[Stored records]
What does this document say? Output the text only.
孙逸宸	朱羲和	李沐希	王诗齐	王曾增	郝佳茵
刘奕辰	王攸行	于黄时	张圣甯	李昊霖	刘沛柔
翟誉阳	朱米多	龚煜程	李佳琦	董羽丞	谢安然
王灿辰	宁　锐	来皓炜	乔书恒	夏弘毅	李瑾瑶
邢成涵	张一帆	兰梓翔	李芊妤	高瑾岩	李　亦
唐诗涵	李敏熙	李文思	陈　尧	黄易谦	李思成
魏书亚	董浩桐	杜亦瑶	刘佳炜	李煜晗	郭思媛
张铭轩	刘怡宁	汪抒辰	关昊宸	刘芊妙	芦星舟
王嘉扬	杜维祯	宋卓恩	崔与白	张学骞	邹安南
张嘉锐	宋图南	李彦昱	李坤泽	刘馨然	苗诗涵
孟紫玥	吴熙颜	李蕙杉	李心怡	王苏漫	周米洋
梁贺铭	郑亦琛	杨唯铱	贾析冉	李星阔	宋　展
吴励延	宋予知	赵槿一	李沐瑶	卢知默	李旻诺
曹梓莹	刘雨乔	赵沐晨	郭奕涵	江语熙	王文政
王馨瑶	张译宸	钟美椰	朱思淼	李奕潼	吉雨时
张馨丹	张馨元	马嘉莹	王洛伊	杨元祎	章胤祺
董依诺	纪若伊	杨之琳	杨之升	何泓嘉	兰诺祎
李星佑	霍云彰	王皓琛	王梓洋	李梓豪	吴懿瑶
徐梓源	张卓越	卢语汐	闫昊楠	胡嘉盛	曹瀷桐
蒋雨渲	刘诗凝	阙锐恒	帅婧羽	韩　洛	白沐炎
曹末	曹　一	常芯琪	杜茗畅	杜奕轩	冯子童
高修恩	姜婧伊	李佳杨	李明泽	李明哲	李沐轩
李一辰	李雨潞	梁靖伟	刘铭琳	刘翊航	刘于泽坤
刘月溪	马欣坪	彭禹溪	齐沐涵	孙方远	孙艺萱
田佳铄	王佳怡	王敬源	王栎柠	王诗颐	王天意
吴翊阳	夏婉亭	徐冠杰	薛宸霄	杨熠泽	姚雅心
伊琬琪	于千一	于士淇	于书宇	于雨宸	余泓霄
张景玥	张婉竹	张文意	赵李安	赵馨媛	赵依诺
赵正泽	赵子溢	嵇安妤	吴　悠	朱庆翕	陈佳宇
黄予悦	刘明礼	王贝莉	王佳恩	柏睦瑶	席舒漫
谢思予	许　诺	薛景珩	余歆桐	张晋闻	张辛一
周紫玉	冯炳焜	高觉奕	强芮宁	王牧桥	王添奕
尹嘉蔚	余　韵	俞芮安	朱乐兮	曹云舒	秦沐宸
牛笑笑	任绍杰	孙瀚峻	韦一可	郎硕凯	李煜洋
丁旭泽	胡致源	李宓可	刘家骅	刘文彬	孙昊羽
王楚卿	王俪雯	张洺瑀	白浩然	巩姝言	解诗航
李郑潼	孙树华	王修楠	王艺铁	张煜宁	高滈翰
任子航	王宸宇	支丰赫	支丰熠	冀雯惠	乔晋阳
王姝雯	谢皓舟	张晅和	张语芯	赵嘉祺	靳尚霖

◆ **WORK TO COMPLETE**: Repeat each record exactly. Omit nothing.

◆ **RESULT OF THIS EXERCISE**:
What does this document say? Output the text only.
孙逸宸	朱羲和	李沐希	王诗齐	王曾增	郝佳茵
刘奕辰	王攸行	于黄时	张圣甯	李昊霖	刘沛柔
翟誉阳	朱米多	龚煜程	李佳琦	董羽丞	谢安然
王灿辰	宁　锐	来皓炜	乔书恒	夏弘毅	李瑾瑶
邢成涵	张一帆	兰梓翔	李芊妤	高瑾岩	李　亦
唐诗涵	李敏熙	李文思	陈　尧	黄易谦	李思成
魏书亚	董浩桐	杜亦瑶	刘佳炜	李煜晗	郭思媛
张铭轩	刘怡宁	汪抒辰	关昊宸	刘芊妙	芦星舟
王嘉扬	杜维祯	宋卓恩	崔与白	张学骞	邹安南
张嘉锐	宋图南	李彦昱	李坤泽	刘馨然	苗诗涵
孟紫玥	吴熙颜	李蕙杉	李心怡	王苏漫	周米洋
梁贺铭	郑亦琛	杨唯铱	贾析冉	李星阔	宋　展
吴励延	宋予知	赵槿一	李沐瑶	卢知默	李旻诺
曹梓莹	刘雨乔	赵沐晨	郭奕涵	江语熙	王文政
王馨瑶	张译宸	钟美椰	朱思淼	李奕潼	吉雨时
张馨丹	张馨元	马嘉莹	王洛伊	杨元祎	章胤祺
董依诺	纪若伊	杨之琳	杨之升	何泓嘉	兰诺祎
李星佑	霍云彰	王皓琛	王梓洋	李梓豪	吴懿瑶
徐梓源	张卓越	卢语汐	闫昊楠	胡嘉盛	曹瀷桐
蒋雨渲	刘诗凝	阙锐恒	帅婧羽	韩　洛	白沐炎
曹末	曹　一	常芯琪	杜茗畅	杜奕轩	冯子童
高修恩	姜婧伊	李佳杨	李明泽	李明哲	李沐轩
李一辰	李雨潞	梁靖伟	刘铭琳	刘翊航	刘于泽坤
刘月溪	马欣坪	彭禹溪	齐沐涵	孙方远	孙艺萱
田佳铄	王佳怡	王敬源	王栎柠	王诗颐	王天意
吴翊阳	夏婉亭	徐冠杰	薛宸霄	杨熠泽	姚雅心
伊琬琪	于千一	于士淇	于书宇	于雨宸	余泓霄
张景玥	张婉竹	张文意	赵李安	赵馨媛	赵依诺
赵正泽	赵子溢	嵇安妤	吴　悠	朱庆翕	陈佳宇
黄予悦	刘明礼	王贝莉	王佳恩	柏睦瑶	席舒漫
谢思予	许　诺	薛景珩	余歆桐	张晋闻	张辛一
周紫玉	冯炳焜	高觉奕	强芮宁	王牧桥	王添奕
尹嘉蔚	余　韵	俞芮安	朱乐兮	曹云舒	秦沐宸
牛笑笑	任绍杰	孙瀚峻	韦一可	郎硕凯	李煜洋
丁旭泽	胡致源	李宓可	刘家骅	刘文彬	孙昊羽
王楚卿	王俪雯	张洺瑀	白浩然	巩姝言	解诗航
李郑潼	孙树华	王修楠	王艺铁	张煜宁	高滈翰
任子航	王宸宇	支丰赫	支丰熠	冀雯惠	乔晋阳
王姝雯	谢皓舟	张晅和	张语芯	赵嘉祺	靳尚霖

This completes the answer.